**** Data supplied

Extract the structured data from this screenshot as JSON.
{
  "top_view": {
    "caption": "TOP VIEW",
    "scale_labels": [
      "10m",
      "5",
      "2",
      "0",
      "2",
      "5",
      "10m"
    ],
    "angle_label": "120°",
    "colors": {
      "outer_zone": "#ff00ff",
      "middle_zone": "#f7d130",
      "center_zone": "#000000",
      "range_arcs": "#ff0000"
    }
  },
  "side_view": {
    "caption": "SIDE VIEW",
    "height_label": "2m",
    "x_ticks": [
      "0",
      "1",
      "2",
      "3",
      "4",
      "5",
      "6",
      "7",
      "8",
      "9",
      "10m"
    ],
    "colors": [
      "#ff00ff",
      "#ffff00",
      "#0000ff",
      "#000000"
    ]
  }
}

********

Exercise prompt:
Transcribe the material above word for word.

In response:
Extract the structured data from this screenshot as JSON.
{
  "top_view": {
    "caption": "TOP VIEW",
    "scale_labels": [
      "10m",
      "5",
      "2",
      "0",
      "2",
      "5",
      "10m"
    ],
    "angle_label": "120°",
    "colors": {
      "outer_zone": "#ff00ff",
      "middle_zone": "#f7d130",
      "center_zone": "#000000",
      "range_arcs": "#ff0000"
    }
  },
  "side_view": {
    "caption": "SIDE VIEW",
    "height_label": "2m",
    "x_ticks": [
      "0",
      "1",
      "2",
      "3",
      "4",
      "5",
      "6",
      "7",
      "8",
      "9",
      "10m"
    ],
    "colors": [
      "#ff00ff",
      "#ffff00",
      "#0000ff",
      "#000000"
    ]
  }
}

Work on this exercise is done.